— begin —

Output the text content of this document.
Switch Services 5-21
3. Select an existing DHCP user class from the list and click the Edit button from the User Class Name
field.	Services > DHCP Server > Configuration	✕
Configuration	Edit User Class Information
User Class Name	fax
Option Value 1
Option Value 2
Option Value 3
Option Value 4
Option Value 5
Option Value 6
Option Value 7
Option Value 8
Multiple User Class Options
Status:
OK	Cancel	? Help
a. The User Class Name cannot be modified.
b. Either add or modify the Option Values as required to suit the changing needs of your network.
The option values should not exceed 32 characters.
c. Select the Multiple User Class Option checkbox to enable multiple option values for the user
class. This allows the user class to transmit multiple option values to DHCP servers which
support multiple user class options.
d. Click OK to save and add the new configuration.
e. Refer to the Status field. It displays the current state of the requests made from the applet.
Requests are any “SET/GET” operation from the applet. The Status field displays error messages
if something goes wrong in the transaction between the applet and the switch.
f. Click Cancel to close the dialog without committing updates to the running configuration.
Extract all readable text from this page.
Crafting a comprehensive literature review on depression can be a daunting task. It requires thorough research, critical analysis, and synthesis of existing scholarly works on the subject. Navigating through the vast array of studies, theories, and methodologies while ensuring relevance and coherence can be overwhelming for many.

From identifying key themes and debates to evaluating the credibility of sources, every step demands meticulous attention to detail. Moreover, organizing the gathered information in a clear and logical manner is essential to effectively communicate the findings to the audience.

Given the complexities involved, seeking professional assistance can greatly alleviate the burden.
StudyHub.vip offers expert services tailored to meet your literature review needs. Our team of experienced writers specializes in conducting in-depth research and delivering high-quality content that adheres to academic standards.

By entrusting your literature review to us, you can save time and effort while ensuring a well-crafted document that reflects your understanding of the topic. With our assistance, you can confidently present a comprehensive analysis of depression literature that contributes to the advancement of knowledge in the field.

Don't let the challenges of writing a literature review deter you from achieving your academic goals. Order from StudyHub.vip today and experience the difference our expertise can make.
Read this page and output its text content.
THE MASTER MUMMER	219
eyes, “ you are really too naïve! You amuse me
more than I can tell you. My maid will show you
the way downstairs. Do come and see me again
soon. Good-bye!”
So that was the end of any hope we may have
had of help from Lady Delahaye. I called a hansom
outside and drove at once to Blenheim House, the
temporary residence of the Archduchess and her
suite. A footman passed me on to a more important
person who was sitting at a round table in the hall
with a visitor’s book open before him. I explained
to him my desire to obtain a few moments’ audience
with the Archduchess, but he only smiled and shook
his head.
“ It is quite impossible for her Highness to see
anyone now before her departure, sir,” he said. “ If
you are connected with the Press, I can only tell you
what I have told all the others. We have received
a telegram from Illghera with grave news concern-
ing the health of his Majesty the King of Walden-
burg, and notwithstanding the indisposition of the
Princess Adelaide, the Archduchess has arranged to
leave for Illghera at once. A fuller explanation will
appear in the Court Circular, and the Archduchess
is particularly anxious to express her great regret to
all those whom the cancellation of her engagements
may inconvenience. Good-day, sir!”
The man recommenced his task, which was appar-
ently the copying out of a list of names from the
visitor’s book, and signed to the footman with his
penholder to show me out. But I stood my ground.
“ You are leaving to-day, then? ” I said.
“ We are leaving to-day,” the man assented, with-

— end —

_WHAT THIS TASK INVOLVES:_
Each record above should be restated word for word.

_EXERCISE SOLUTION:_
Output the text content of this document.
Switch Services 5-21
3. Select an existing DHCP user class from the list and click the Edit button from the User Class Name
field.	Services > DHCP Server > Configuration	✕
Configuration	Edit User Class Information
User Class Name	fax
Option Value 1
Option Value 2
Option Value 3
Option Value 4
Option Value 5
Option Value 6
Option Value 7
Option Value 8
Multiple User Class Options
Status:
OK	Cancel	? Help
a. The User Class Name cannot be modified.
b. Either add or modify the Option Values as required to suit the changing needs of your network.
The option values should not exceed 32 characters.
c. Select the Multiple User Class Option checkbox to enable multiple option values for the user
class. This allows the user class to transmit multiple option values to DHCP servers which
support multiple user class options.
d. Click OK to save and add the new configuration.
e. Refer to the Status field. It displays the current state of the requests made from the applet.
Requests are any “SET/GET” operation from the applet. The Status field displays error messages
if something goes wrong in the transaction between the applet and the switch.
f. Click Cancel to close the dialog without committing updates to the running configuration.
Extract all readable text from this page.
Crafting a comprehensive literature review on depression can be a daunting task. It requires thorough research, critical analysis, and synthesis of existing scholarly works on the subject. Navigating through the vast array of studies, theories, and methodologies while ensuring relevance and coherence can be overwhelming for many.

From identifying key themes and debates to evaluating the credibility of sources, every step demands meticulous attention to detail. Moreover, organizing the gathered information in a clear and logical manner is essential to effectively communicate the findings to the audience.

Given the complexities involved, seeking professional assistance can greatly alleviate the burden.
StudyHub.vip offers expert services tailored to meet your literature review needs. Our team of experienced writers specializes in conducting in-depth research and delivering high-quality content that adheres to academic standards.

By entrusting your literature review to us, you can save time and effort while ensuring a well-crafted document that reflects your understanding of the topic. With our assistance, you can confidently present a comprehensive analysis of depression literature that contributes to the advancement of knowledge in the field.

Don't let the challenges of writing a literature review deter you from achieving your academic goals. Order from StudyHub.vip today and experience the difference our expertise can make.
Read this page and output its text content.
THE MASTER MUMMER	219
eyes, “ you are really too naïve! You amuse me
more than I can tell you. My maid will show you
the way downstairs. Do come and see me again
soon. Good-bye!”
So that was the end of any hope we may have
had of help from Lady Delahaye. I called a hansom
outside and drove at once to Blenheim House, the
temporary residence of the Archduchess and her
suite. A footman passed me on to a more important
person who was sitting at a round table in the hall
with a visitor’s book open before him. I explained
to him my desire to obtain a few moments’ audience
with the Archduchess, but he only smiled and shook
his head.
“ It is quite impossible for her Highness to see
anyone now before her departure, sir,” he said. “ If
you are connected with the Press, I can only tell you
what I have told all the others. We have received
a telegram from Illghera with grave news concern-
ing the health of his Majesty the King of Walden-
burg, and notwithstanding the indisposition of the
Princess Adelaide, the Archduchess has arranged to
leave for Illghera at once. A fuller explanation will
appear in the Court Circular, and the Archduchess
is particularly anxious to express her great regret to
all those whom the cancellation of her engagements
may inconvenience. Good-day, sir!”
The man recommenced his task, which was appar-
ently the copying out of a list of names from the
visitor’s book, and signed to the footman with his
penholder to show me out. But I stood my ground.
“ You are leaving to-day, then? ” I said.
“ We are leaving to-day,” the man assented, with-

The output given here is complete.